Acabo de chegar à Nova Caledônia, este pequeno paraíso tropical no Pacífico Sul. A alegre atmosfera da capital, com seu ar de cidade francesa, o excelente paladar da comida e a transparência das águas me cativam imediatamente. No primeiro dia, alugo carro, compro mapas, faço reservas e perambulo pela cidade. Na manhã seguinte começarei a explorar o país propriamente dito. A volta da ilha demanda 900km e estou disposto a fazê-la inteira. Segundo os livros, encontrarei belas florestas virgens e, em baixo d’água, uma variedade insuperável de corais e peixes.

Estou animado. Tenho impressão de ter dado os costados com verdadeiro paraíso tropical. Depois de anos de conflitos sangrentos, os Kanaks (nativos de origem melanésia) parecem se misturar bem com os franceses, polinésios e orientais, todos imigrantes de dois séculos. As crianças estão na escola, os pobres vivem em boas e sólidas casas, não se vê violência ou mendicância. As ruas são limpas, a cultura é rica. O centro cultural Jean Tjibaou, projetado por Renzo Piano, é de uma beleza impressionante — seu acervo, centrado nas culturas do Pacífico Sul, deixaria muitos museus brasileiros envergonhados.

O povo parece antenado. Jornais e televisão do mundo inteiro chegam aqui, via Paris. Quando digo que sou brasileiro, as referências ao futebol são inevitáveis. Claro que todos, orgulhosos, fazem questão de lembrar da Copa de 98. Também escalam de cor a seleção pentacampeã. Mas não é só. Em uma loja de mergulho em Poindimié, o divemaster, um francês de seus 50 anos, quase foi às lágrimas ao descrever de memória o baile que, sentado nas arquibancadas do Parc-des-Princes, viu o Fluminense dar na Seleção Européia no Torneio de Paris, em 1976. “Paulô Cezár, Dovaô, Rivelinô, ah, quel football”.

----------------------------------------

> [O que se pede]: Copie do relato sobre a Nova Caledônia tudo de "Acabo de chegar" até "corais e peixes.", substituindo "carro" por "moto".

> [Dados fornecidos]:
----------------------------------------

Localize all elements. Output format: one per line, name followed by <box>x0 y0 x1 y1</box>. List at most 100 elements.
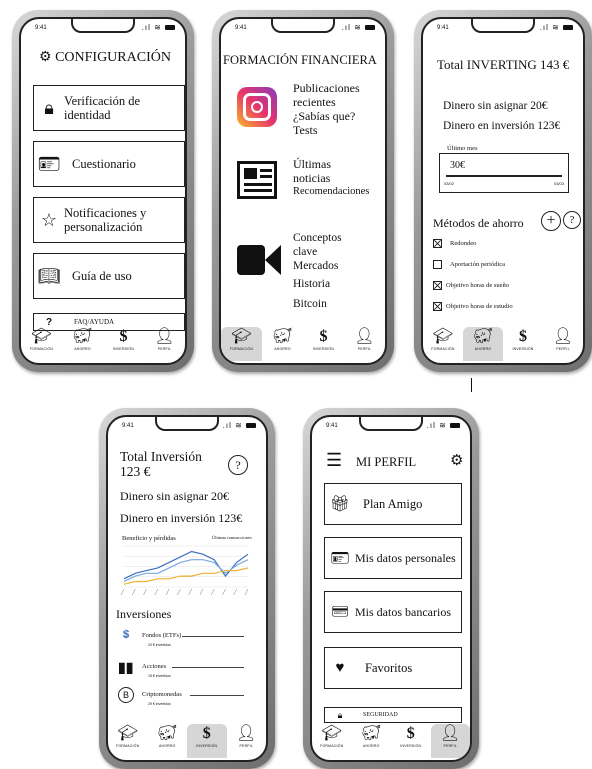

----------------------------------------

> [Resposta escrita]:
Acabo de chegar à Nova Caledônia, este pequeno paraíso tropical no Pacífico Sul. A alegre atmosfera da capital, com seu ar de cidade francesa, o excelente paladar da comida e a transparência das águas me cativam imediatamente. No primeiro dia, alugo moto, compro mapas, faço reservas e perambulo pela cidade. Na manhã seguinte começarei a explorar o país propriamente dito. A volta da ilha demanda 900km e estou disposto a fazê-la inteira. Segundo os livros, encontrarei belas florestas virgens e, em baixo d’água, uma variedade insuperável de corais e peixes.